* [EXERCISE DETAILS]: Please transcribe the data that follows without the pictures, keeping every word the same.

** start of DATA PROVIDED **

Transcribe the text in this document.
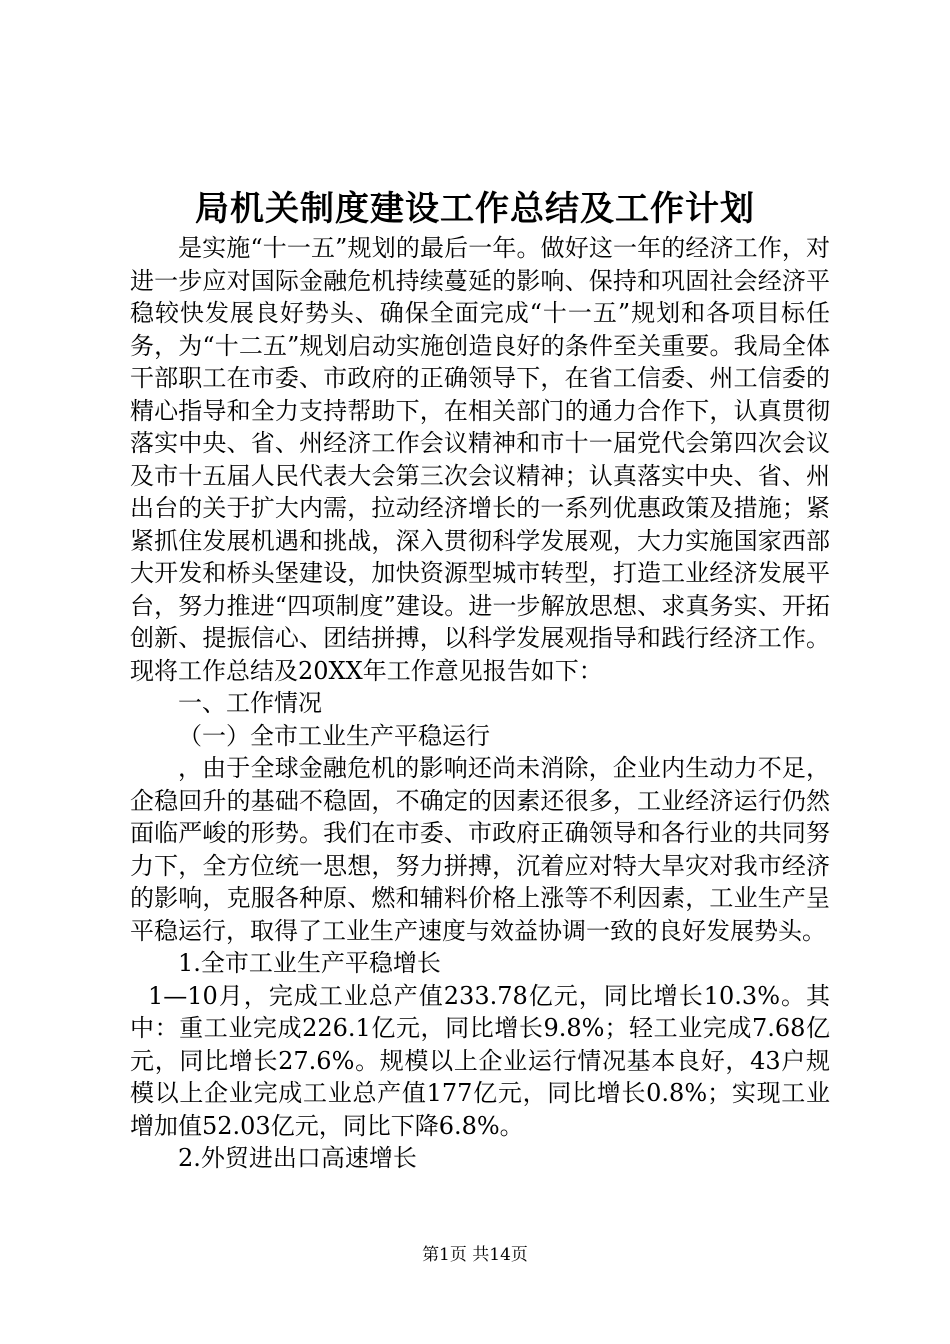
局机关制度建设工作总结及工作计划

是实施“十一五”规划的最后一年。做好这一年的经济工作，对进一步应对国际金融危机持续蔓延的影响、保持和巩固社会经济平稳较快发展良好势头、确保全面完成“十一五”规划和各项目标任务，为“十二五”规划启动实施创造良好的条件至关重要。我局全体干部职工在市委、市政府的正确领导下，在省工信委、州工信委的精心指导和全力支持帮助下，在相关部门的通力合作下，认真贯彻落实中央、省、州经济工作会议精神和市十一届党代会第四次会议及市十五届人民代表大会第三次会议精神；认真落实中央、省、州出台的关于扩大内需，拉动经济增长的一系列优惠政策及措施；紧紧抓住发展机遇和挑战，深入贯彻科学发展观，大力实施国家西部大开发和桥头堡建设，加快资源型城市转型，打造工业经济发展平台，努力推进“四项制度”建设。进一步解放思想、求真务实、开拓创新、提振信心、团结拼搏，以科学发展观指导和践行经济工作。现将工作总结及20XX年工作意见报告如下：

一、工作情况

（一）全市工业生产平稳运行

，由于全球金融危机的影响还尚未消除，企业内生动力不足，企稳回升的基础不稳固，不确定的因素还很多，工业经济运行仍然面临严峻的形势。我们在市委、市政府正确领导和各行业的共同努力下，全方位统一思想，努力拼搏，沉着应对特大旱灾对我市经济的影响，克服各种原、燃和辅料价格上涨等不利因素，工业生产呈平稳运行，取得了工业生产速度与效益协调一致的良好发展势头。

1.全市工业生产平稳增长

1—10月，完成工业总产值233.78亿元，同比增长10.3%。其中：重工业完成226.1亿元，同比增长9.8%；轻工业完成7.68亿元，同比增长27.6%。规模以上企业运行情况基本良好，43户规模以上企业完成工业总产值177亿元，同比增长0.8%；实现工业增加值52.03亿元，同比下降6.8%。

2.外贸进出口高速增长

第1页 共14页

** end of DATA PROVIDED **

* [WRITTEN RESPONSE]:
Transcribe the text in this document.
局机关制度建设工作总结及工作计划

是实施“十一五”规划的最后一年。做好这一年的经济工作，对进一步应对国际金融危机持续蔓延的影响、保持和巩固社会经济平稳较快发展良好势头、确保全面完成“十一五”规划和各项目标任务，为“十二五”规划启动实施创造良好的条件至关重要。我局全体干部职工在市委、市政府的正确领导下，在省工信委、州工信委的精心指导和全力支持帮助下，在相关部门的通力合作下，认真贯彻落实中央、省、州经济工作会议精神和市十一届党代会第四次会议及市十五届人民代表大会第三次会议精神；认真落实中央、省、州出台的关于扩大内需，拉动经济增长的一系列优惠政策及措施；紧紧抓住发展机遇和挑战，深入贯彻科学发展观，大力实施国家西部大开发和桥头堡建设，加快资源型城市转型，打造工业经济发展平台，努力推进“四项制度”建设。进一步解放思想、求真务实、开拓创新、提振信心、团结拼搏，以科学发展观指导和践行经济工作。现将工作总结及20XX年工作意见报告如下：

一、工作情况

（一）全市工业生产平稳运行

，由于全球金融危机的影响还尚未消除，企业内生动力不足，企稳回升的基础不稳固，不确定的因素还很多，工业经济运行仍然面临严峻的形势。我们在市委、市政府正确领导和各行业的共同努力下，全方位统一思想，努力拼搏，沉着应对特大旱灾对我市经济的影响，克服各种原、燃和辅料价格上涨等不利因素，工业生产呈平稳运行，取得了工业生产速度与效益协调一致的良好发展势头。

1.全市工业生产平稳增长

1—10月，完成工业总产值233.78亿元，同比增长10.3%。其中：重工业完成226.1亿元，同比增长9.8%；轻工业完成7.68亿元，同比增长27.6%。规模以上企业运行情况基本良好，43户规模以上企业完成工业总产值177亿元，同比增长0.8%；实现工业增加值52.03亿元，同比下降6.8%。

2.外贸进出口高速增长

第1页 共14页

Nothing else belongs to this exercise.